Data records

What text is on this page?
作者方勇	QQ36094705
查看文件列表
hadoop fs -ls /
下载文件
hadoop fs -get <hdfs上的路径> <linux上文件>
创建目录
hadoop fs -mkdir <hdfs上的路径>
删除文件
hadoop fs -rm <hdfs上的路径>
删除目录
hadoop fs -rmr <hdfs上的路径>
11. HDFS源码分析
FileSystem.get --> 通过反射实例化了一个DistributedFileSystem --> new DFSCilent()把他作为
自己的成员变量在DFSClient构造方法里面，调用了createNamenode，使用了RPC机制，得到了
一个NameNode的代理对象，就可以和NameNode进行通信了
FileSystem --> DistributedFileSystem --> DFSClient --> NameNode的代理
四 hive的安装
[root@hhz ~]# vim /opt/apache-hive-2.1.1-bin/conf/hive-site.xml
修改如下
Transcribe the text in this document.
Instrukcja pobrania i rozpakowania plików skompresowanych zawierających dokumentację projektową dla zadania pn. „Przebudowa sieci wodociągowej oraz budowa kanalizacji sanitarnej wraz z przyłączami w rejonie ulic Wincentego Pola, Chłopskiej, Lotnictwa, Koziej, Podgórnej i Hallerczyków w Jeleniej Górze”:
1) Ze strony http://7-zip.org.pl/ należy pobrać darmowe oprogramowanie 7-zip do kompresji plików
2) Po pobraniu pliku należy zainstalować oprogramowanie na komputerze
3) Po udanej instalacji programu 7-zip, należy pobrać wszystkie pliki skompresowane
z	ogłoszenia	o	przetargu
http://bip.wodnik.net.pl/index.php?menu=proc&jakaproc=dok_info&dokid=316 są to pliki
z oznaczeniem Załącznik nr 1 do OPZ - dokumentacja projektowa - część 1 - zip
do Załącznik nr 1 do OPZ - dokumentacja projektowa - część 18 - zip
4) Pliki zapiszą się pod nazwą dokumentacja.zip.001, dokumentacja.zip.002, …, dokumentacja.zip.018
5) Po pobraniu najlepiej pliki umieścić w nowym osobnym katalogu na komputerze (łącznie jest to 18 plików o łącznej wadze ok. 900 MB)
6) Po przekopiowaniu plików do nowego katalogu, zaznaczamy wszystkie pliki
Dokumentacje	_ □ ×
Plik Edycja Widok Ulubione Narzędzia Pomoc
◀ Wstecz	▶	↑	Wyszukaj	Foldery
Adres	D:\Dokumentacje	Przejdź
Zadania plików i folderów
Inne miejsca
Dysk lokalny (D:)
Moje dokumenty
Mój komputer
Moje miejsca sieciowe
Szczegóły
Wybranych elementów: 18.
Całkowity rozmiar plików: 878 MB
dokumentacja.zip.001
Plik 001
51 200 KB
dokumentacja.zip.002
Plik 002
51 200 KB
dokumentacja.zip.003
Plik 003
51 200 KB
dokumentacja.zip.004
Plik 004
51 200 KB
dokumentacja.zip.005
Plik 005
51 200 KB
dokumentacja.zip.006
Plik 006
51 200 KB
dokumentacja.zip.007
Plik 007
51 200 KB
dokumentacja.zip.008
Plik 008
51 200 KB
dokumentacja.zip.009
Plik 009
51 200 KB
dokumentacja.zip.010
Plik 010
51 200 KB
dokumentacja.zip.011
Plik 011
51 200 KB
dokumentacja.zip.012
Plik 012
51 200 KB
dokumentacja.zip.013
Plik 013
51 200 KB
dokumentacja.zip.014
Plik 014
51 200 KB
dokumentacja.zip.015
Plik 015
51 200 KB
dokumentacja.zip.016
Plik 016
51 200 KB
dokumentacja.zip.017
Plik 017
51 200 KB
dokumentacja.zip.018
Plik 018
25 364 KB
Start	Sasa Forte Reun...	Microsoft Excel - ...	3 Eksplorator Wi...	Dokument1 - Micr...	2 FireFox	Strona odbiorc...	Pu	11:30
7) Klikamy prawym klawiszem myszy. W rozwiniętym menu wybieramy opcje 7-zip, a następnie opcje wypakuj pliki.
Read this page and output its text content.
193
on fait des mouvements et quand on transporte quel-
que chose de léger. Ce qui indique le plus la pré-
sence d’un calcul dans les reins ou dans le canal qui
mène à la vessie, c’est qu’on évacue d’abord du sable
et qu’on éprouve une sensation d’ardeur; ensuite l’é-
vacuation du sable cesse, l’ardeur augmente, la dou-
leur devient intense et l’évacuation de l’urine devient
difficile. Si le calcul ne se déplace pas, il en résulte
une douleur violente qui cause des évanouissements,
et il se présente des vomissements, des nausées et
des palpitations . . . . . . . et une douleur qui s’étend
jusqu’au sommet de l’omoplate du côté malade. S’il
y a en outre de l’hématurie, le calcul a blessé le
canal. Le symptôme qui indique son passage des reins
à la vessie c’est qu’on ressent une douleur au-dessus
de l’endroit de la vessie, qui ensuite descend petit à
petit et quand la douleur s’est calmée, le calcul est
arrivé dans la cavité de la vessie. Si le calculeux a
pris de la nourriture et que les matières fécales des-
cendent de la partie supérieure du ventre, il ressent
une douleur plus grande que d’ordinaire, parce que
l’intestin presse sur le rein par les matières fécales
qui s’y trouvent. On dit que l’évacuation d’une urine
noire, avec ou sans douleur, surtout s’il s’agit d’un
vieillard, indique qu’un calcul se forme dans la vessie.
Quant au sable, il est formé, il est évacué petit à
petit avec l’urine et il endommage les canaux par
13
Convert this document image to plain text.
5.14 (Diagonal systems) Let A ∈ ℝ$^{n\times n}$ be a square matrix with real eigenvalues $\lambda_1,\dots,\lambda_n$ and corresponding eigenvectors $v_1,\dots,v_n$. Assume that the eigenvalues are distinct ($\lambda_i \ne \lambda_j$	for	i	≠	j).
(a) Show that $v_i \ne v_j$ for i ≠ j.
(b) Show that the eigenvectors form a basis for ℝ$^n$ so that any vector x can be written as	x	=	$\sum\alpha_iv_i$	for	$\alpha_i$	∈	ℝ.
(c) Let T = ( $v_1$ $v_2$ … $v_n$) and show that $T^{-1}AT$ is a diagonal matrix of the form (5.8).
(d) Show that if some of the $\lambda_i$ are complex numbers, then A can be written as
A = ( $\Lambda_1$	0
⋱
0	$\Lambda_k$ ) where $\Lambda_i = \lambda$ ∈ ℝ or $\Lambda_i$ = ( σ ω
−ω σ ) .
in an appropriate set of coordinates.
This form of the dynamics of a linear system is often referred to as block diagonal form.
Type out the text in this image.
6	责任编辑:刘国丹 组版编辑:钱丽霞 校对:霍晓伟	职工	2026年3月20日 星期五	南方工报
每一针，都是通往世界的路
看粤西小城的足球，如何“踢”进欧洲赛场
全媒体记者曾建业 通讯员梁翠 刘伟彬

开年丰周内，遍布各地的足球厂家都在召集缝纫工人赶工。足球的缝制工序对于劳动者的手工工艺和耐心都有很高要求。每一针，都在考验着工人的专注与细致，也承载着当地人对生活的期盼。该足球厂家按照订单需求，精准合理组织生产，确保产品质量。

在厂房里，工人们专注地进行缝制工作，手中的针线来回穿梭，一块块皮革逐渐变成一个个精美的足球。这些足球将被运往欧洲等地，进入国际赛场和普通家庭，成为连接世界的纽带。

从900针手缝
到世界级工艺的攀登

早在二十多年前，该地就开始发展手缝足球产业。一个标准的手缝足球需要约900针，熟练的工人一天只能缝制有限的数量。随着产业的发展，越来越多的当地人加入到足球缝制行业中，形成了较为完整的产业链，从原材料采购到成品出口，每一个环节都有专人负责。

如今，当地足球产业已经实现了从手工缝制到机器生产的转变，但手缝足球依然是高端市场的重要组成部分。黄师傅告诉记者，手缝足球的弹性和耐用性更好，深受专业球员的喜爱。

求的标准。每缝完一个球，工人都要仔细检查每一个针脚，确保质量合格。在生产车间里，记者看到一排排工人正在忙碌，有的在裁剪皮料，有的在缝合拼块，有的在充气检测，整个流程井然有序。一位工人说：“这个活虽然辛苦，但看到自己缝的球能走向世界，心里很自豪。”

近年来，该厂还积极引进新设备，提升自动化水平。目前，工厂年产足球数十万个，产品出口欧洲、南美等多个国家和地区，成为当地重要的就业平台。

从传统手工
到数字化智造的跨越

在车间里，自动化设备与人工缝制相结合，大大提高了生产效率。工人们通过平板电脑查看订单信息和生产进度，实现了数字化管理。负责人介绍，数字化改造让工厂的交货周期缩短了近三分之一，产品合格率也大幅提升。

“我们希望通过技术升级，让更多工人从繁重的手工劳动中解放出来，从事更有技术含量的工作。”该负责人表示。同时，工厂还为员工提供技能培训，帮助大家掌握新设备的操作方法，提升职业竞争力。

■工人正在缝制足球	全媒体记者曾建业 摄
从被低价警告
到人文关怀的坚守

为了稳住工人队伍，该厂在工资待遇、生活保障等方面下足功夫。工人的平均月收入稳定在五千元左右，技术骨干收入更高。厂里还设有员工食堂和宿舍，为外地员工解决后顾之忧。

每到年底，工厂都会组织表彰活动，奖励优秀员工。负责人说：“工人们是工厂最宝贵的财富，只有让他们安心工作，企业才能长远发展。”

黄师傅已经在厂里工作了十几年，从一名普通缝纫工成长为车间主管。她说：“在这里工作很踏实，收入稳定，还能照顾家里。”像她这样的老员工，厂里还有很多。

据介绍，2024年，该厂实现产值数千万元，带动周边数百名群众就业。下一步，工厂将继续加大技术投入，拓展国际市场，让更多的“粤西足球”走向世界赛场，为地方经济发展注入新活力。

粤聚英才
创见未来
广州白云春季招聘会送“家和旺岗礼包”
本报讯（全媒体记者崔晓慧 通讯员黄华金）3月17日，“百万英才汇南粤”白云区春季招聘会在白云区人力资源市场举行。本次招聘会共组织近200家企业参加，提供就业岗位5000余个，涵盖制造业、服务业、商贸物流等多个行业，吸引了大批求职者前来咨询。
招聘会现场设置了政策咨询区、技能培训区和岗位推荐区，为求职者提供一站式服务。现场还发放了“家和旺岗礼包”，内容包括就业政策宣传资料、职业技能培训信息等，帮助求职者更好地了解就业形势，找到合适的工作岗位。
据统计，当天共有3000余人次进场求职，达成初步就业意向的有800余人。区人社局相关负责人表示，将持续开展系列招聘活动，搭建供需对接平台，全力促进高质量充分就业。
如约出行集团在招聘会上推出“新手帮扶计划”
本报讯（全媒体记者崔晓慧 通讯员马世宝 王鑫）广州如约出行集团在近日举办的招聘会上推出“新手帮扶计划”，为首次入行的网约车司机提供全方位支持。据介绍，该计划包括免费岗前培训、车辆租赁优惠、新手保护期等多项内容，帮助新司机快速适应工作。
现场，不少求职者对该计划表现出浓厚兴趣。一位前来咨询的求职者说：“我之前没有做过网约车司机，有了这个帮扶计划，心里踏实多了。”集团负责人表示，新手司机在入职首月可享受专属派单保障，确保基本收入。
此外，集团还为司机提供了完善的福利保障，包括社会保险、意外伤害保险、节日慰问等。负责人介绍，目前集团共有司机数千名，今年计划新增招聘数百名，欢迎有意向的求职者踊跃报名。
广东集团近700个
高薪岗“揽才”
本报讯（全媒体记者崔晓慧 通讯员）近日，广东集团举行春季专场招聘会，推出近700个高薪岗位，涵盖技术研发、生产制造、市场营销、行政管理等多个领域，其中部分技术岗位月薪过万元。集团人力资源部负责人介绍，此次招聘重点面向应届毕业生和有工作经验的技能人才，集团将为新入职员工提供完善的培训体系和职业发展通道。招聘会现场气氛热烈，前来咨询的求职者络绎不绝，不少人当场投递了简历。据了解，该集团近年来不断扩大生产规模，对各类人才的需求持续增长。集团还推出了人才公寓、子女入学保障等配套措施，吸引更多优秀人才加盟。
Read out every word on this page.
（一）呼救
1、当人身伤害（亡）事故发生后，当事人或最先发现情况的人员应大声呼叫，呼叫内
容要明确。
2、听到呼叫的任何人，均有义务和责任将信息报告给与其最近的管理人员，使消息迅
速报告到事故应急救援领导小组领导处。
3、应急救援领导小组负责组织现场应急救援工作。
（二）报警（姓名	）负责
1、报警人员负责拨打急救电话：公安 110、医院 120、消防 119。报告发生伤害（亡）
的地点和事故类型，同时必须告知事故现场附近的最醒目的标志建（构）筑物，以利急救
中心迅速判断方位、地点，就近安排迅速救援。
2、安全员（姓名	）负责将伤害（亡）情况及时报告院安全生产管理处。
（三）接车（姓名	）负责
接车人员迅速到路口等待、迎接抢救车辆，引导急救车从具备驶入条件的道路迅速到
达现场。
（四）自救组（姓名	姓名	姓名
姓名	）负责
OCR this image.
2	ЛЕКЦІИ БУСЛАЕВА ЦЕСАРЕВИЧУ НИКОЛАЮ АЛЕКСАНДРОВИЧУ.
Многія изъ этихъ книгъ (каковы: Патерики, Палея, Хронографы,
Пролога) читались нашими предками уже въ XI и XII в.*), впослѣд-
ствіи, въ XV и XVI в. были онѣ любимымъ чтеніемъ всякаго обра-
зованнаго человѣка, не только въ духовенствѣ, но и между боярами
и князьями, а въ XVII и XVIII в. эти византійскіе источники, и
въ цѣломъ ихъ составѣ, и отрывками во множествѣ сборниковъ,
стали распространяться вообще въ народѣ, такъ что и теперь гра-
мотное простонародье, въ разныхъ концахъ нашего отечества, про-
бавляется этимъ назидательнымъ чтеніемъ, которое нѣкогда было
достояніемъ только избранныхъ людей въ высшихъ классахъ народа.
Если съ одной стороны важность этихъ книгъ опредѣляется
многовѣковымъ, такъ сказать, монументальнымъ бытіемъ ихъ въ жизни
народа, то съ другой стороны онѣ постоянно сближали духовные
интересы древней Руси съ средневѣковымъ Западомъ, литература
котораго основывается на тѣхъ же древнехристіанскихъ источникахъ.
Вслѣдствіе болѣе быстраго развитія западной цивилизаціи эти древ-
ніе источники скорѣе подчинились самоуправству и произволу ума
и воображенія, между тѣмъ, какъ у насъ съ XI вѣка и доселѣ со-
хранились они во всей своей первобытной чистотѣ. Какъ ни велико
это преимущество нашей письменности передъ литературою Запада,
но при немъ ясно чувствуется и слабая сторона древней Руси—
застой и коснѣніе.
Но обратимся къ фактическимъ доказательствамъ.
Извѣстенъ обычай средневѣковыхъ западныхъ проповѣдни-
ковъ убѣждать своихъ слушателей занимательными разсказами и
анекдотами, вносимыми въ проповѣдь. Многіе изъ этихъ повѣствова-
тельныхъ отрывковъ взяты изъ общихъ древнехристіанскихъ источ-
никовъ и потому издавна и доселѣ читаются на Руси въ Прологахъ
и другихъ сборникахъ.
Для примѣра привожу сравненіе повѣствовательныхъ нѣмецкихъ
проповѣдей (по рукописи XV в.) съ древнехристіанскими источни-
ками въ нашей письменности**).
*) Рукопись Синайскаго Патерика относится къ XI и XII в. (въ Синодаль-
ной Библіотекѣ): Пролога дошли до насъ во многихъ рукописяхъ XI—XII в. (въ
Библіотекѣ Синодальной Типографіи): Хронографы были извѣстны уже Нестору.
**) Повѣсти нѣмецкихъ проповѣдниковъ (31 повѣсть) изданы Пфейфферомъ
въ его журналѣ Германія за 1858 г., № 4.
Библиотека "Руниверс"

> What the task requires
From the entries above, extract every line where the word "FileSystem" appears.

> Written reply
FileSystem.get --> 通过反射实例化了一个DistributedFileSystem --> new DFSCilent()把他作为
FileSystem --> DistributedFileSystem --> DFSClient --> NameNode的代理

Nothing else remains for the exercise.